▶ STORED ROWS
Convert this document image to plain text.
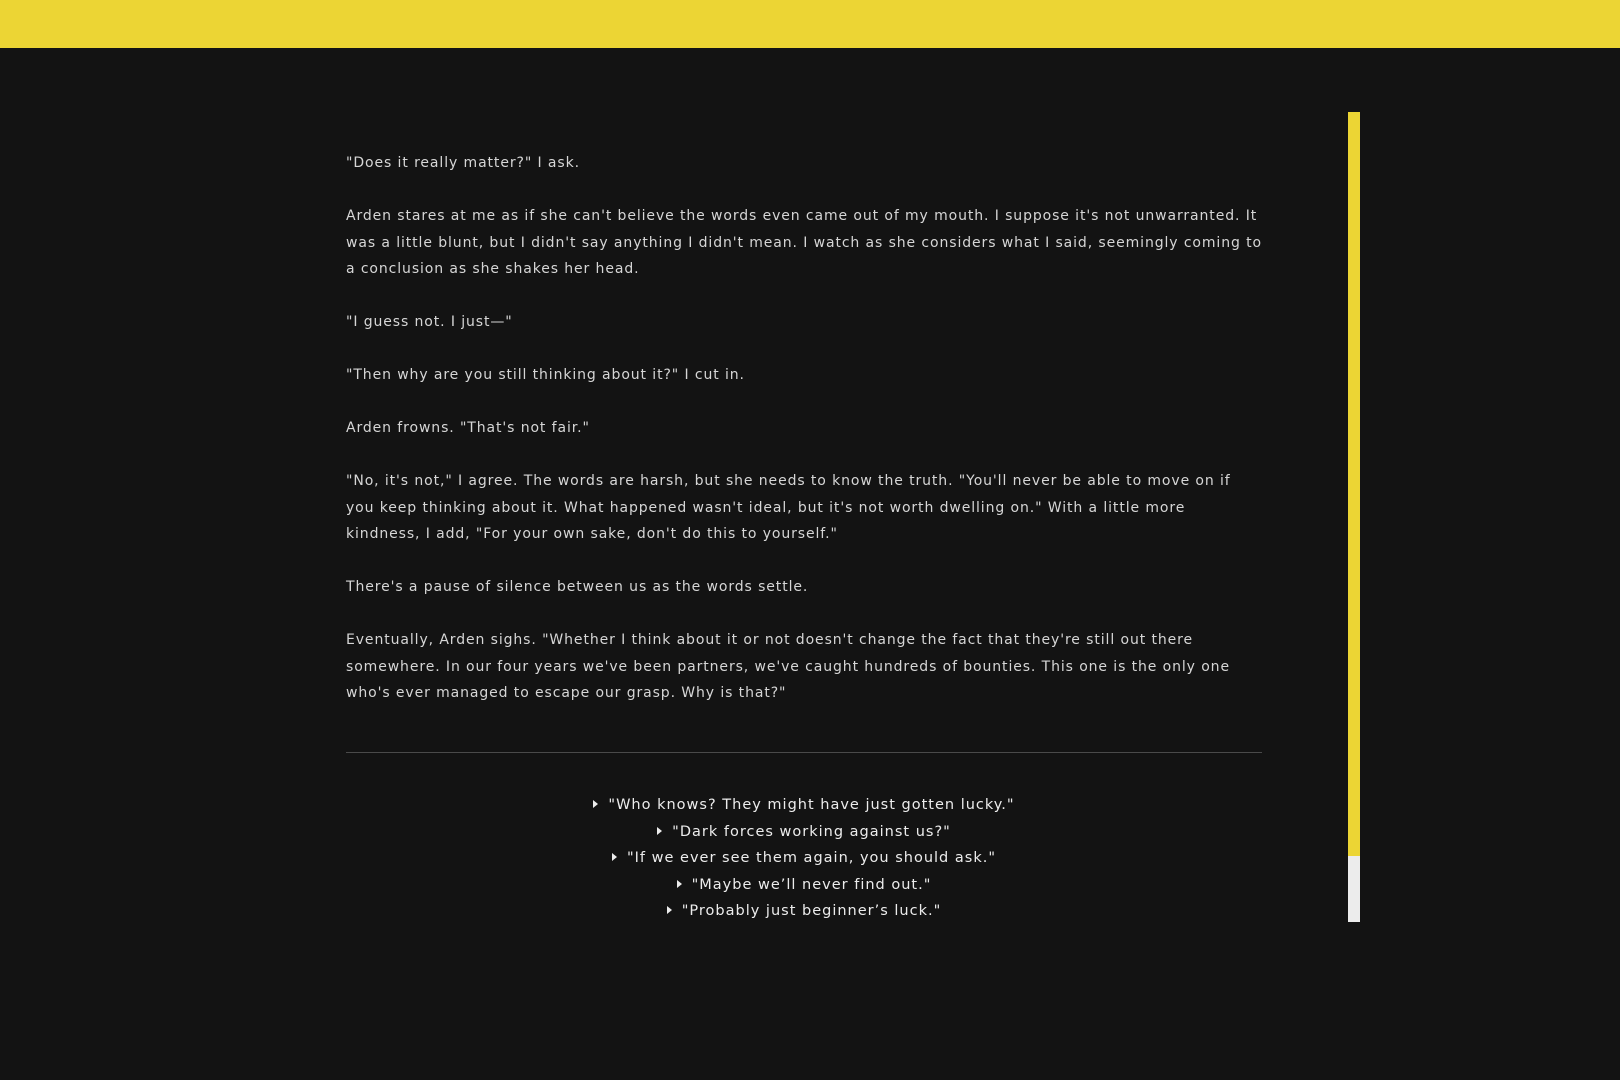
"Does it really matter?" I ask.

Arden stares at me as if she can't believe the words even came out of my mouth. I suppose it's not unwarranted. It was a little blunt, but I didn't say anything I didn't mean. I watch as she considers what I said, seemingly coming to a conclusion as she shakes her head.

"I guess not. I just—"

"Then why are you still thinking about it?" I cut in.

Arden frowns. "That's not fair."

"No, it's not," I agree. The words are harsh, but she needs to know the truth. "You'll never be able to move on if you keep thinking about it. What happened wasn't ideal, but it's not worth dwelling on." With a little more kindness, I add, "For your own sake, don't do this to yourself."

There's a pause of silence between us as the words settle.

Eventually, Arden sighs. "Whether I think about it or not doesn't change the fact that they're still out there somewhere. In our four years we've been partners, we've caught hundreds of bounties. This one is the only one who's ever managed to escape our grasp. Why is that?"

"Who knows? They might have just gotten lucky."
"Dark forces working against us?"
"If we ever see them again, you should ask."
"Maybe we’ll never find out."
"Probably just beginner’s luck."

▶ EXERCISE BRIEF
The word "about" may appear on some lines. Report how many lines hold it, giving the number alone.

▶ WRITTEN ANSWER
3